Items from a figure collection
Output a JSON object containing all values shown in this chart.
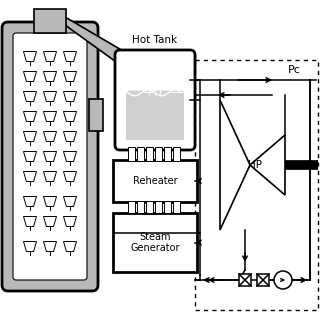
{
  "bg_color": "#ffffff",
  "lc": "#000000",
  "gray": "#b8b8b8",
  "light_gray": "#d0d0d0",
  "hot_tank_label": "Hot Tank",
  "reheater_label": "Reheater",
  "steam_gen_label": "Steam\nGenerator",
  "hp_label": "HP",
  "pc_label": "Pc"
}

:: WHAT TO PRODUCE ::
Every entry must be reproduced exactly, with the images left out.

:: TASK OUTPUT ::
Output a JSON object containing all values shown in this chart.
{
  "bg_color": "#ffffff",
  "lc": "#000000",
  "gray": "#b8b8b8",
  "light_gray": "#d0d0d0",
  "hot_tank_label": "Hot Tank",
  "reheater_label": "Reheater",
  "steam_gen_label": "Steam\nGenerator",
  "hp_label": "HP",
  "pc_label": "Pc"
}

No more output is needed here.